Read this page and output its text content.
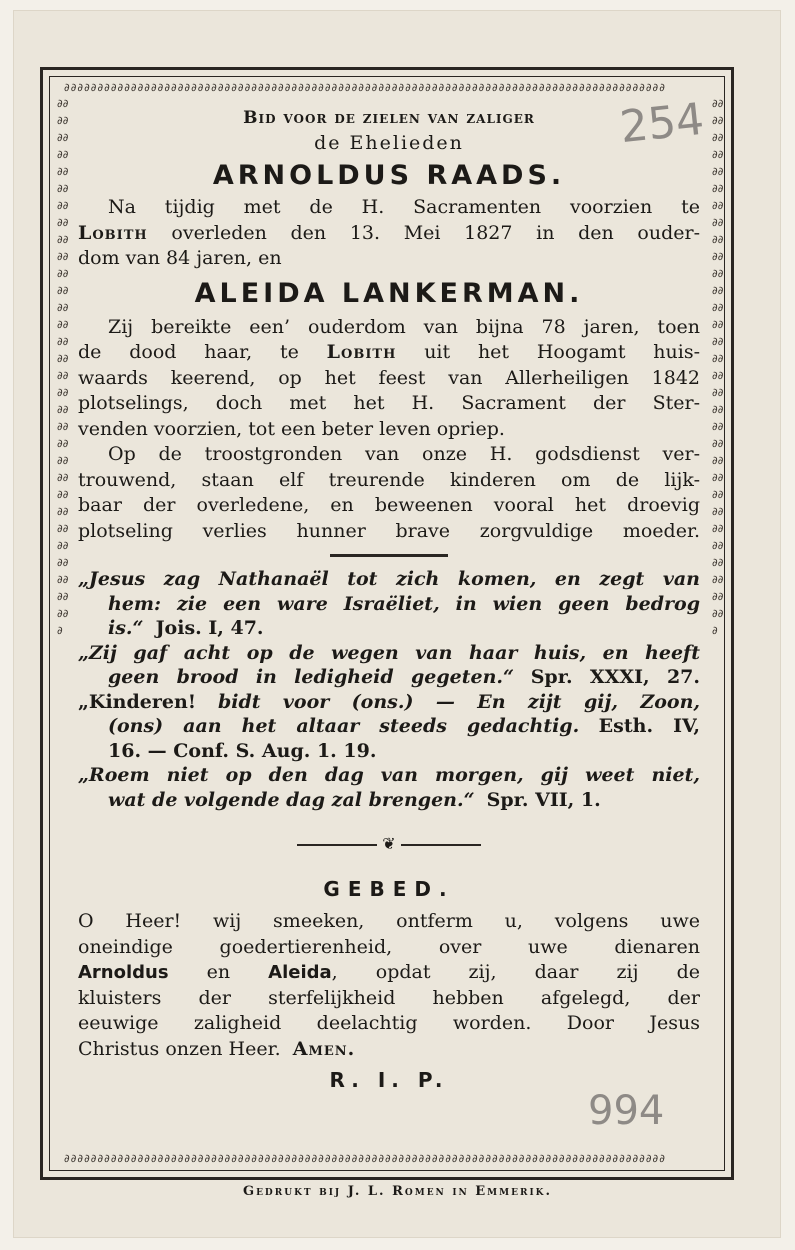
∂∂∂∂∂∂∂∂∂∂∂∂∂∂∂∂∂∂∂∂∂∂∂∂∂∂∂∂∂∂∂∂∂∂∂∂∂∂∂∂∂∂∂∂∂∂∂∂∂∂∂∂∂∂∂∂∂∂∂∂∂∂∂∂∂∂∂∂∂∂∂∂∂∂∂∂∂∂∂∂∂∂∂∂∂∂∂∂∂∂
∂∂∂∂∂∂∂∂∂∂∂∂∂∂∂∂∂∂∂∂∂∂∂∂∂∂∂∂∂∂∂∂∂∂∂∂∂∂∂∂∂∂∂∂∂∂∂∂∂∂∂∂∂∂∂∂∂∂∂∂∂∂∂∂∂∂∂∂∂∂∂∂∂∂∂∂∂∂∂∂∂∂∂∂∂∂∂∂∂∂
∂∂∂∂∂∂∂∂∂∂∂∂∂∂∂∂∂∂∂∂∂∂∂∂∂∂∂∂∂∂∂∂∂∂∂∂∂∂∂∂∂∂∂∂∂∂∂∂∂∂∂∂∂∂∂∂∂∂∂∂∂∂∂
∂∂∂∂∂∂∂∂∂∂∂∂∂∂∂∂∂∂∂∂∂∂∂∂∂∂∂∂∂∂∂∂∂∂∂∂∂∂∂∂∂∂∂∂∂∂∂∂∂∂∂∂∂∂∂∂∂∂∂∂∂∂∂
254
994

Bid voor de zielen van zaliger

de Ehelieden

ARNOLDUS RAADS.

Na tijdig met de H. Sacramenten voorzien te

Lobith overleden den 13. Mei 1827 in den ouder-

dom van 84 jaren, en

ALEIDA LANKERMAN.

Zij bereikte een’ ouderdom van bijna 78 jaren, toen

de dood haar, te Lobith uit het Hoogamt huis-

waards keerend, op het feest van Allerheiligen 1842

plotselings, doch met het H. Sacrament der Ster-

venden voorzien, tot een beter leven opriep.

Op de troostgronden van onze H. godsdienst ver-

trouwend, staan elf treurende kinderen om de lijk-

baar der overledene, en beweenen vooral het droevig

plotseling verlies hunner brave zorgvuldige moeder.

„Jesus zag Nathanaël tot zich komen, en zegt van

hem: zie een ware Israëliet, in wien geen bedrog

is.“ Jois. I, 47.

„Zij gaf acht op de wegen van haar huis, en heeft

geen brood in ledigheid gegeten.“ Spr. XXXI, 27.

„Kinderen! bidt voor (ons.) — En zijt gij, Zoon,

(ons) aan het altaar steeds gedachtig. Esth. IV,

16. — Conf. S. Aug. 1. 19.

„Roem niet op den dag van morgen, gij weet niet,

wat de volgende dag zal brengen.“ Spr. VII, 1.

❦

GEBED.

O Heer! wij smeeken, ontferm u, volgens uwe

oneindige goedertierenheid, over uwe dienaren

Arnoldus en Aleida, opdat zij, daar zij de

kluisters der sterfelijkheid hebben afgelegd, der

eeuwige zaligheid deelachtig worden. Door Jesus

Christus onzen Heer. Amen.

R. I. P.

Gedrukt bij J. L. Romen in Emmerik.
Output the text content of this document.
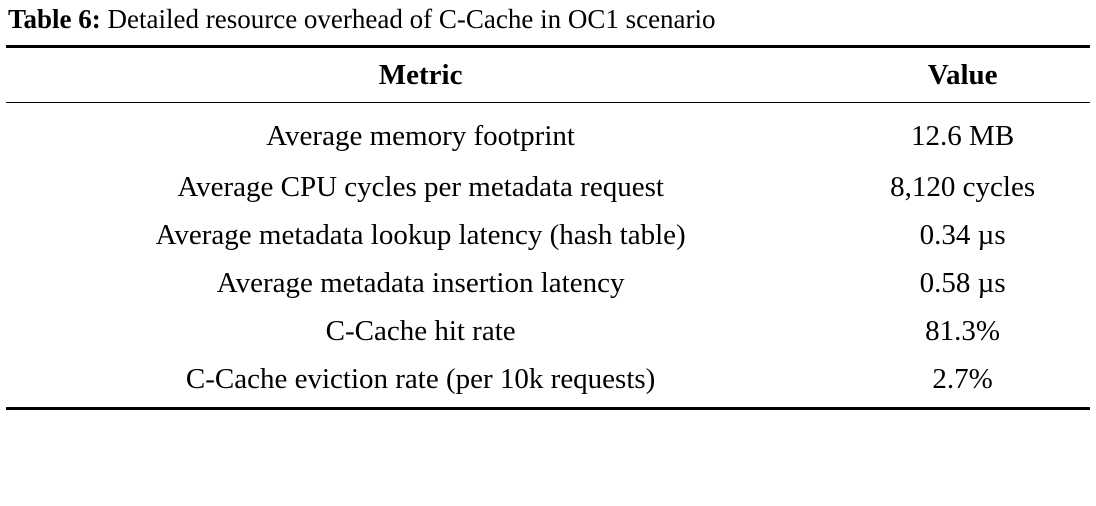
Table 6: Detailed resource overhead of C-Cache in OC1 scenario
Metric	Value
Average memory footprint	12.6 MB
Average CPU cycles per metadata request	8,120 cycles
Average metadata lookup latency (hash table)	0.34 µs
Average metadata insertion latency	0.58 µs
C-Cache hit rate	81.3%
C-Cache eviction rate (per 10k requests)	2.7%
--
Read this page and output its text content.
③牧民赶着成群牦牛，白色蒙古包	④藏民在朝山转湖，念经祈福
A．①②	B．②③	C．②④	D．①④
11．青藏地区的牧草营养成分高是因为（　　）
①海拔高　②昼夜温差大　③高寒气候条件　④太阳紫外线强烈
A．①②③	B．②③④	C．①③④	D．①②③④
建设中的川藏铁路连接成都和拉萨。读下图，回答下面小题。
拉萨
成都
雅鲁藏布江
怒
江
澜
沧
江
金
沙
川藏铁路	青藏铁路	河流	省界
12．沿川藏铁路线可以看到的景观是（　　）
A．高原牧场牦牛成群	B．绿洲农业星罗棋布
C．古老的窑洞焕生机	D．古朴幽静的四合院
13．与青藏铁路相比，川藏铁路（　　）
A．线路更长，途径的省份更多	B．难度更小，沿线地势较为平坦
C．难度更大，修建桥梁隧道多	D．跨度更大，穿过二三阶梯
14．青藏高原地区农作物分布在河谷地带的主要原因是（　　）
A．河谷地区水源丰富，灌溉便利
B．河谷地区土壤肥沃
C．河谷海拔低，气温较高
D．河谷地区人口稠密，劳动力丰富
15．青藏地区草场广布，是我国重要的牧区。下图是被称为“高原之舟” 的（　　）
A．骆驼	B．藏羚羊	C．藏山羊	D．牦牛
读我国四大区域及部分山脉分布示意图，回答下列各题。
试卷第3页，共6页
...
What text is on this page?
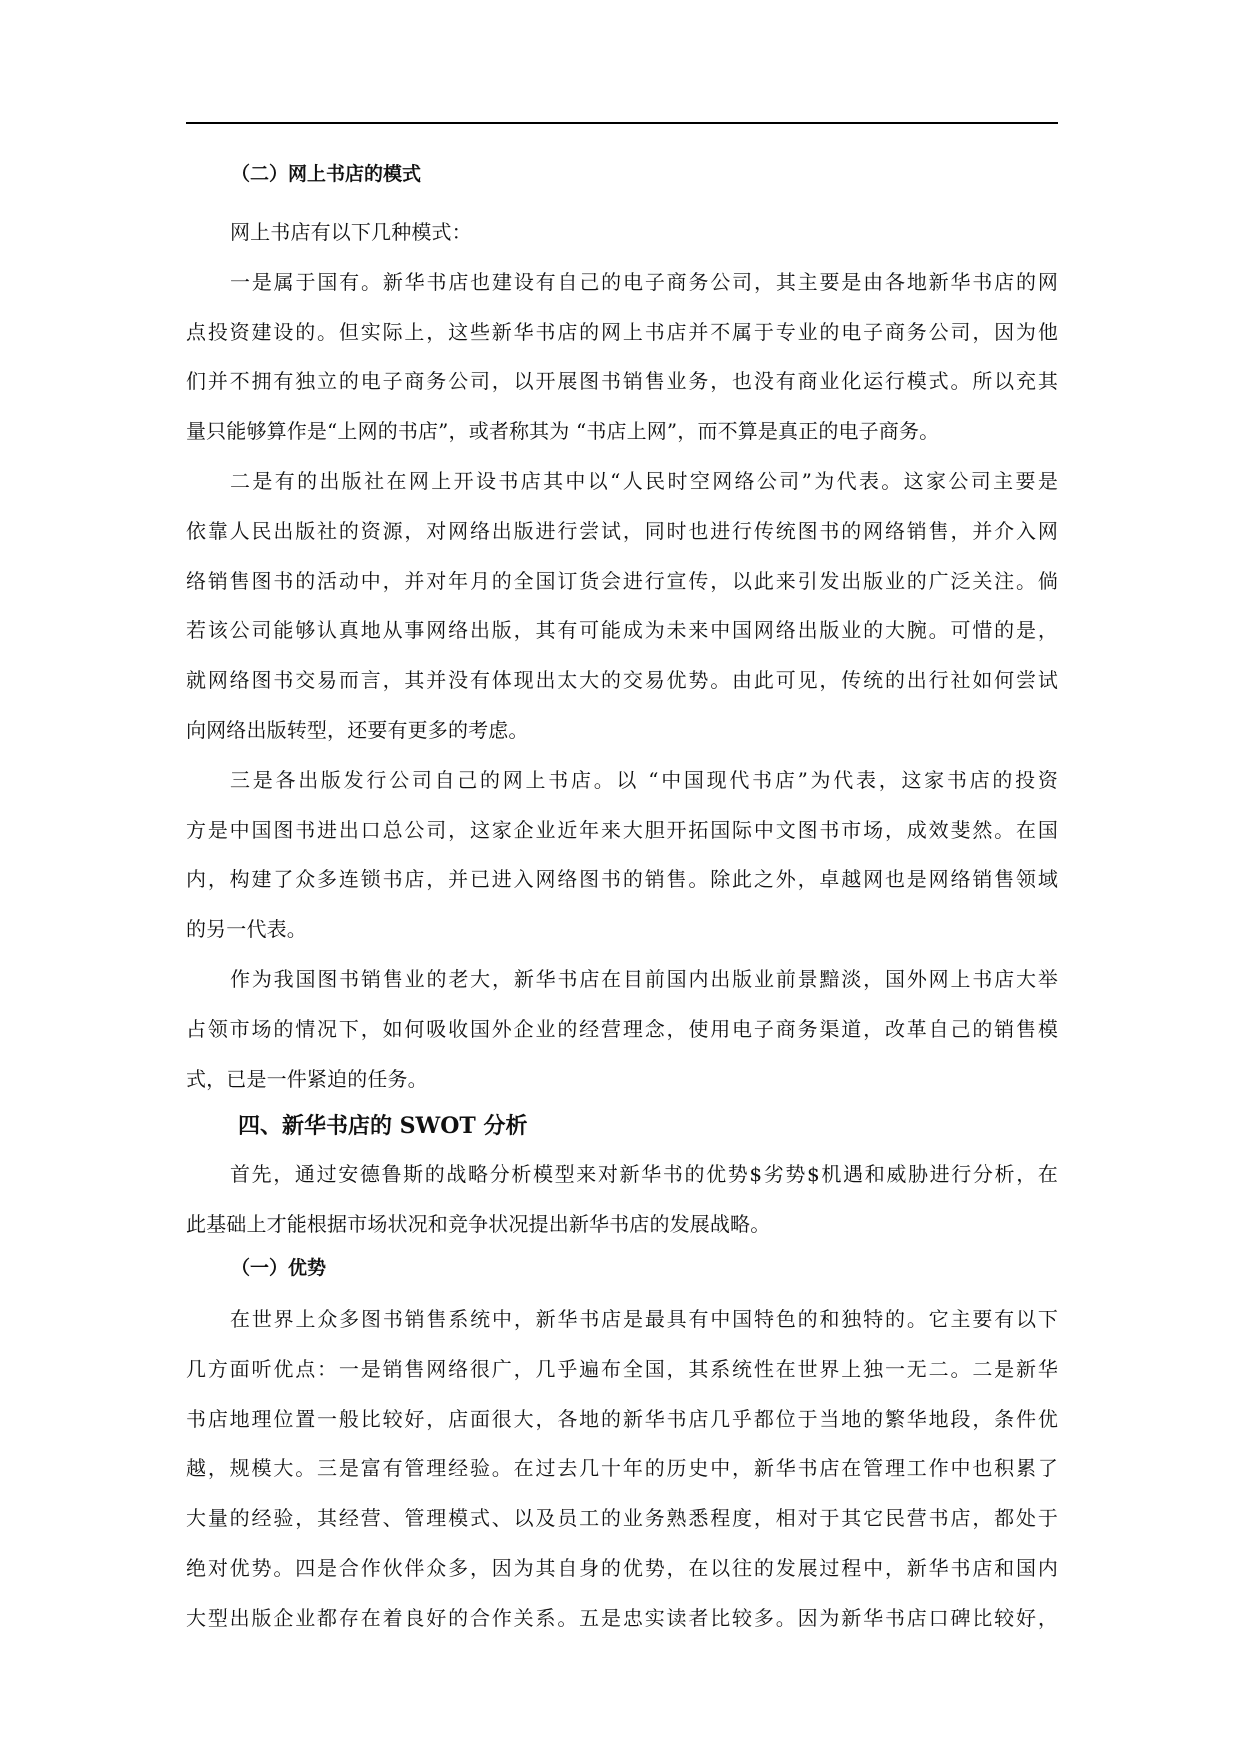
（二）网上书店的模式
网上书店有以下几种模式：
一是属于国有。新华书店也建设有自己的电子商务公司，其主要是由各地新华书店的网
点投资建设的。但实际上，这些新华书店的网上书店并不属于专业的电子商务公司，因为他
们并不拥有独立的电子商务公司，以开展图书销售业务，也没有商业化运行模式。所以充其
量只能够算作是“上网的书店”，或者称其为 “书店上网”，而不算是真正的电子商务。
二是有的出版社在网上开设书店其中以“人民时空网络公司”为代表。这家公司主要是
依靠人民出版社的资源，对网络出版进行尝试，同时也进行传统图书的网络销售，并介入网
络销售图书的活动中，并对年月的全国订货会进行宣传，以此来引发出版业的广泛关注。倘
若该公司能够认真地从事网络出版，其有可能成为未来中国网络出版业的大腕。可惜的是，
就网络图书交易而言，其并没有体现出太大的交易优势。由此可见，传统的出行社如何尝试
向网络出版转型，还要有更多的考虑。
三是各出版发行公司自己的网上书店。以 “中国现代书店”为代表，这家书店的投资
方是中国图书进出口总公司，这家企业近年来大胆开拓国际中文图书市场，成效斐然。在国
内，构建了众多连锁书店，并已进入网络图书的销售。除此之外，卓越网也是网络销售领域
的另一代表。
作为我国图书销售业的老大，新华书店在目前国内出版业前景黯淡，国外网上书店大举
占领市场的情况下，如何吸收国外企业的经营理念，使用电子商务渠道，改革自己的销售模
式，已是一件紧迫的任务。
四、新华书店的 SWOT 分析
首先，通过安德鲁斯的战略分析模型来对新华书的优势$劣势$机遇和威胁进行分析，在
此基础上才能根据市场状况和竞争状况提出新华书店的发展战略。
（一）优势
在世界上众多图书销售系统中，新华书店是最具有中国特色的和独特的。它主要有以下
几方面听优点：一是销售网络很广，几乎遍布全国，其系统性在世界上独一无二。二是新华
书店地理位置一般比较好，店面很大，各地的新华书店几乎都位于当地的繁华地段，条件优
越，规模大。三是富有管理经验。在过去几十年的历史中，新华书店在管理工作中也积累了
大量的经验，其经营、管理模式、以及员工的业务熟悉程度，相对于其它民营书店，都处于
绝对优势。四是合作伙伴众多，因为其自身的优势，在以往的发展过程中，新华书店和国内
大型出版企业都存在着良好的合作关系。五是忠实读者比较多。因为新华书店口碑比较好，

### Instructions to follow
Report only how many lines of the listing hold the word "metadata".

### Written solution
3